**Work required**
Copy these records line for line without any change, leaving out the pictures.

**The data**
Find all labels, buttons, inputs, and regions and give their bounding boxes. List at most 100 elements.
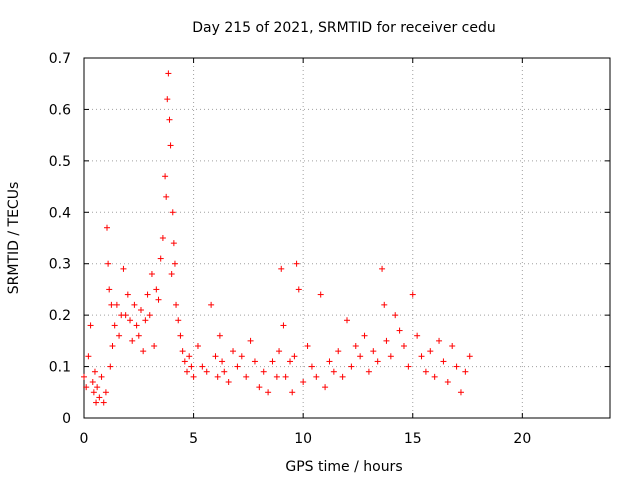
data-point: [107, 363, 114, 370]
axis-ticks: 0 5 10 15 20 0 0.1 0.2 0.3 0.4 0.5 0.6 0.7: [49, 51, 610, 447]
grid: [84, 58, 610, 418]
data-point: [273, 373, 280, 380]
data-point: [414, 332, 421, 339]
data-points: [81, 70, 473, 406]
data-point: [142, 317, 149, 324]
data-point: [129, 337, 136, 344]
data-point: [330, 368, 337, 375]
data-point: [175, 317, 182, 324]
data-point: [83, 384, 90, 391]
data-point: [357, 353, 364, 360]
data-point: [194, 343, 201, 349]
data-point: [269, 358, 276, 365]
data-point: [203, 368, 210, 375]
data-point: [265, 389, 272, 396]
data-point: [111, 322, 118, 329]
data-point: [383, 337, 390, 344]
data-point: [146, 312, 153, 319]
y-tick-label: 0.4: [49, 205, 71, 221]
data-point: [159, 235, 166, 241]
data-point: [162, 173, 169, 180]
data-point: [155, 296, 162, 303]
data-point: [379, 265, 386, 272]
data-point: [304, 343, 311, 349]
data-point: [278, 265, 285, 272]
data-point: [94, 384, 101, 391]
data-point: [326, 358, 333, 365]
data-point: [427, 348, 434, 355]
data-point: [370, 348, 377, 355]
data-point: [120, 265, 127, 272]
data-point: [98, 373, 105, 380]
data-point: [352, 343, 359, 349]
data-point: [365, 368, 372, 375]
data-point: [109, 343, 116, 349]
data-point: [291, 353, 298, 360]
data-point: [81, 373, 87, 380]
data-point: [186, 353, 193, 360]
data-point: [422, 368, 429, 375]
data-point: [87, 322, 94, 329]
x-tick-label: 5: [189, 431, 198, 447]
data-point: [453, 363, 460, 370]
data-point: [381, 301, 388, 308]
x-tick-label: 0: [80, 431, 89, 447]
data-point: [313, 373, 320, 380]
data-point: [300, 379, 307, 385]
data-point: [148, 271, 155, 277]
data-point: [219, 358, 226, 365]
data-point: [431, 373, 438, 380]
data-point: [405, 363, 412, 370]
data-point: [169, 209, 176, 216]
data-point: [164, 96, 171, 103]
data-point: [85, 353, 92, 360]
data-point: [230, 348, 237, 355]
data-point: [105, 260, 112, 267]
data-point: [100, 399, 107, 406]
data-point: [444, 379, 451, 385]
data-point: [282, 373, 289, 380]
data-point: [436, 337, 443, 344]
data-point: [89, 379, 96, 385]
data-point: [140, 348, 147, 355]
data-point: [348, 363, 355, 370]
data-point: [153, 286, 160, 293]
data-point: [466, 353, 473, 360]
data-point: [190, 373, 197, 380]
data-point: [135, 332, 142, 339]
data-point: [462, 368, 469, 375]
data-point: [106, 286, 113, 293]
data-point: [335, 348, 342, 355]
data-point: [409, 291, 416, 298]
data-point: [216, 332, 223, 339]
data-point: [171, 260, 178, 267]
data-point: [280, 322, 287, 329]
y-tick-label: 0.7: [49, 51, 71, 67]
data-point: [179, 348, 186, 355]
data-point: [289, 389, 296, 396]
data-point: [440, 358, 447, 365]
data-point: [165, 70, 172, 77]
data-point: [108, 301, 115, 308]
y-tick-label: 0.5: [49, 154, 71, 170]
data-point: [188, 363, 195, 370]
data-point: [93, 399, 100, 406]
data-point: [308, 363, 315, 370]
data-point: [102, 389, 109, 396]
data-point: [221, 368, 228, 375]
data-point: [418, 353, 425, 360]
data-point: [122, 312, 129, 319]
data-point: [322, 384, 329, 391]
data-point: [208, 301, 215, 308]
data-point: [124, 291, 131, 298]
data-point: [238, 353, 245, 360]
data-point: [344, 317, 350, 324]
data-point: [131, 301, 138, 308]
data-point: [90, 389, 97, 396]
data-point: [104, 224, 111, 231]
x-tick-label: 10: [294, 431, 312, 447]
x-tick-label: 15: [404, 431, 422, 447]
data-point: [96, 394, 103, 401]
data-point: [293, 260, 300, 267]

**The solution**
Find all labels, buttons, inputs, and regions and give their bounding boxes. List at most 100 elements.
data-point: [107, 363, 114, 370]
axis-ticks: 0 5 10 15 20 0 0.1 0.2 0.3 0.4 0.5 0.6 0.7: [49, 51, 610, 447]
grid: [84, 58, 610, 418]
data-point: [273, 373, 280, 380]
data-point: [414, 332, 421, 339]
data-points: [81, 70, 473, 406]
data-point: [142, 317, 149, 324]
data-point: [129, 337, 136, 344]
data-point: [330, 368, 337, 375]
data-point: [175, 317, 182, 324]
data-point: [83, 384, 90, 391]
data-point: [357, 353, 364, 360]
data-point: [194, 343, 201, 349]
data-point: [269, 358, 276, 365]
data-point: [203, 368, 210, 375]
data-point: [265, 389, 272, 396]
data-point: [111, 322, 118, 329]
data-point: [383, 337, 390, 344]
data-point: [146, 312, 153, 319]
y-tick-label: 0.4: [49, 205, 71, 221]
data-point: [159, 235, 166, 241]
data-point: [162, 173, 169, 180]
data-point: [155, 296, 162, 303]
data-point: [379, 265, 386, 272]
data-point: [304, 343, 311, 349]
data-point: [278, 265, 285, 272]
data-point: [94, 384, 101, 391]
data-point: [326, 358, 333, 365]
data-point: [427, 348, 434, 355]
data-point: [370, 348, 377, 355]
data-point: [120, 265, 127, 272]
data-point: [98, 373, 105, 380]
data-point: [352, 343, 359, 349]
data-point: [365, 368, 372, 375]
data-point: [109, 343, 116, 349]
data-point: [291, 353, 298, 360]
data-point: [81, 373, 87, 380]
data-point: [186, 353, 193, 360]
data-point: [422, 368, 429, 375]
data-point: [87, 322, 94, 329]
x-tick-label: 5: [189, 431, 198, 447]
data-point: [453, 363, 460, 370]
data-point: [381, 301, 388, 308]
x-tick-label: 0: [80, 431, 89, 447]
data-point: [313, 373, 320, 380]
data-point: [300, 379, 307, 385]
data-point: [148, 271, 155, 277]
data-point: [219, 358, 226, 365]
data-point: [431, 373, 438, 380]
data-point: [405, 363, 412, 370]
data-point: [169, 209, 176, 216]
data-point: [164, 96, 171, 103]
data-point: [85, 353, 92, 360]
data-point: [230, 348, 237, 355]
data-point: [105, 260, 112, 267]
data-point: [100, 399, 107, 406]
data-point: [444, 379, 451, 385]
data-point: [282, 373, 289, 380]
data-point: [436, 337, 443, 344]
data-point: [89, 379, 96, 385]
data-point: [140, 348, 147, 355]
data-point: [348, 363, 355, 370]
data-point: [153, 286, 160, 293]
data-point: [466, 353, 473, 360]
data-point: [190, 373, 197, 380]
data-point: [135, 332, 142, 339]
data-point: [462, 368, 469, 375]
data-point: [106, 286, 113, 293]
data-point: [335, 348, 342, 355]
data-point: [409, 291, 416, 298]
data-point: [216, 332, 223, 339]
data-point: [171, 260, 178, 267]
data-point: [280, 322, 287, 329]
y-tick-label: 0.7: [49, 51, 71, 67]
data-point: [179, 348, 186, 355]
data-point: [289, 389, 296, 396]
data-point: [440, 358, 447, 365]
data-point: [165, 70, 172, 77]
data-point: [108, 301, 115, 308]
y-tick-label: 0.5: [49, 154, 71, 170]
data-point: [188, 363, 195, 370]
data-point: [93, 399, 100, 406]
data-point: [308, 363, 315, 370]
data-point: [102, 389, 109, 396]
data-point: [221, 368, 228, 375]
data-point: [418, 353, 425, 360]
data-point: [122, 312, 129, 319]
data-point: [322, 384, 329, 391]
data-point: [208, 301, 215, 308]
data-point: [124, 291, 131, 298]
data-point: [238, 353, 245, 360]
data-point: [344, 317, 350, 324]
data-point: [131, 301, 138, 308]
data-point: [90, 389, 97, 396]
data-point: [104, 224, 111, 231]
x-tick-label: 10: [294, 431, 312, 447]
x-tick-label: 15: [404, 431, 422, 447]
data-point: [96, 394, 103, 401]
data-point: [293, 260, 300, 267]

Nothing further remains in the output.